- Task description
Search the listing for the string "like" and copy every line that contains it.

- Source records
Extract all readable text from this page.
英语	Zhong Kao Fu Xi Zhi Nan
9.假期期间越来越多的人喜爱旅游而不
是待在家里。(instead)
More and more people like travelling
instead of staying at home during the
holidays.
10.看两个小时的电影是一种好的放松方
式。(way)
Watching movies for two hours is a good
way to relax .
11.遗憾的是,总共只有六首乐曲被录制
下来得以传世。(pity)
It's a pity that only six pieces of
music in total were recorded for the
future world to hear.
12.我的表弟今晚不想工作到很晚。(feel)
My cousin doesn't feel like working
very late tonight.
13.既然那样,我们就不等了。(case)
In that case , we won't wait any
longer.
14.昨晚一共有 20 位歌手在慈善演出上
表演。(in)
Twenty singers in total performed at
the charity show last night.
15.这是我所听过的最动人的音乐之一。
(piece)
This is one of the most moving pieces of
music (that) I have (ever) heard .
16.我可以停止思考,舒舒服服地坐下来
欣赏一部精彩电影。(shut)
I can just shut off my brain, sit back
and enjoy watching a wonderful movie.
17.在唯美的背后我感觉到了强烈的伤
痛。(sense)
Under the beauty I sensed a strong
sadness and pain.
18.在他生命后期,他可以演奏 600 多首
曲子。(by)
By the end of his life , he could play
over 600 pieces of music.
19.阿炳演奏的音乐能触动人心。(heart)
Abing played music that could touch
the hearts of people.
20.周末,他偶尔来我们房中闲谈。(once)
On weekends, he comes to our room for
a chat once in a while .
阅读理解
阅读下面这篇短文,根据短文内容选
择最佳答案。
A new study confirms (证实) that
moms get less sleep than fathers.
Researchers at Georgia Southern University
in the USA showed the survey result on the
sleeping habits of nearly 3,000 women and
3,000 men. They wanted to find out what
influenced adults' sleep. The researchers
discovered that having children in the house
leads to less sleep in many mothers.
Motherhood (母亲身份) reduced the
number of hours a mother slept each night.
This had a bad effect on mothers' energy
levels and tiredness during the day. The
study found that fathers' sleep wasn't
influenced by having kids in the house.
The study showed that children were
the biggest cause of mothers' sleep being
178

- Correct output
More and more people like travelling
My cousin doesn't feel like working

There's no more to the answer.